- THE RECORDS

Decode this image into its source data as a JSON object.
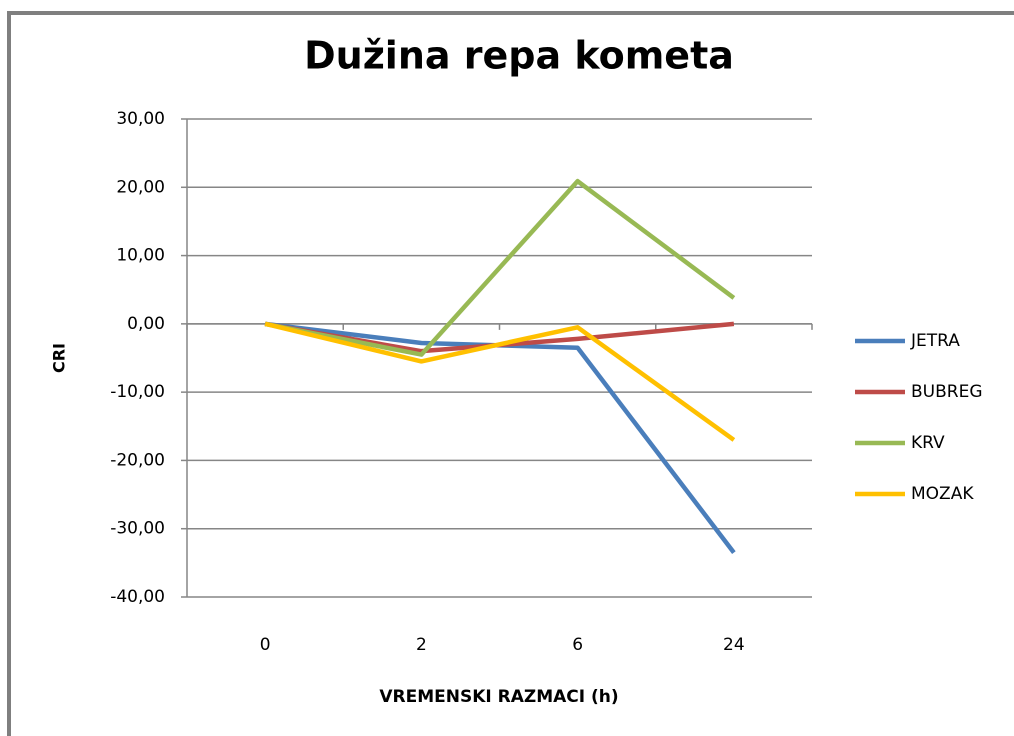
{
  "chart_data": {
    "type": "line",
    "title": "Dužina repa kometa",
    "x_label": "VREMENSKI RAZMACI (h)",
    "y_label": "CRI",
    "categories": [
      "0",
      "2",
      "6",
      "24"
    ],
    "series": [
      {
        "name": "JETRA",
        "color": "#4a7ebb",
        "values": [
          0,
          -2.8,
          -3.5,
          -33.5
        ]
      },
      {
        "name": "BUBREG",
        "color": "#be4b48",
        "values": [
          0,
          -4.0,
          -2.2,
          0
        ]
      },
      {
        "name": "KRV",
        "color": "#98b954",
        "values": [
          0,
          -4.5,
          20.9,
          3.8
        ]
      },
      {
        "name": "MOZAK",
        "color": "#ffc000",
        "values": [
          0,
          -5.5,
          -0.5,
          -17
        ]
      }
    ],
    "ylim": [
      -40,
      30
    ],
    "yticks": [
      {
        "value": -40,
        "label": "-40,00"
      },
      {
        "value": -30,
        "label": "-30,00"
      },
      {
        "value": -20,
        "label": "-20,00"
      },
      {
        "value": -10,
        "label": "-10,00"
      },
      {
        "value": 0,
        "label": "0,00"
      },
      {
        "value": 10,
        "label": "10,00"
      },
      {
        "value": 20,
        "label": "20,00"
      },
      {
        "value": 30,
        "label": "30,00"
      }
    ],
    "grid": true,
    "legend": "right"
  }
}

- WHAT YOU SHOULD DO
Give back each entry exactly as it appears, with no pictures.

- EXPECTED ANSWER
Decode this image into its source data as a JSON object.
{
  "chart_data": {
    "type": "line",
    "title": "Dužina repa kometa",
    "x_label": "VREMENSKI RAZMACI (h)",
    "y_label": "CRI",
    "categories": [
      "0",
      "2",
      "6",
      "24"
    ],
    "series": [
      {
        "name": "JETRA",
        "color": "#4a7ebb",
        "values": [
          0,
          -2.8,
          -3.5,
          -33.5
        ]
      },
      {
        "name": "BUBREG",
        "color": "#be4b48",
        "values": [
          0,
          -4.0,
          -2.2,
          0
        ]
      },
      {
        "name": "KRV",
        "color": "#98b954",
        "values": [
          0,
          -4.5,
          20.9,
          3.8
        ]
      },
      {
        "name": "MOZAK",
        "color": "#ffc000",
        "values": [
          0,
          -5.5,
          -0.5,
          -17
        ]
      }
    ],
    "ylim": [
      -40,
      30
    ],
    "yticks": [
      {
        "value": -40,
        "label": "-40,00"
      },
      {
        "value": -30,
        "label": "-30,00"
      },
      {
        "value": -20,
        "label": "-20,00"
      },
      {
        "value": -10,
        "label": "-10,00"
      },
      {
        "value": 0,
        "label": "0,00"
      },
      {
        "value": 10,
        "label": "10,00"
      },
      {
        "value": 20,
        "label": "20,00"
      },
      {
        "value": 30,
        "label": "30,00"
      }
    ],
    "grid": true,
    "legend": "right"
  }
}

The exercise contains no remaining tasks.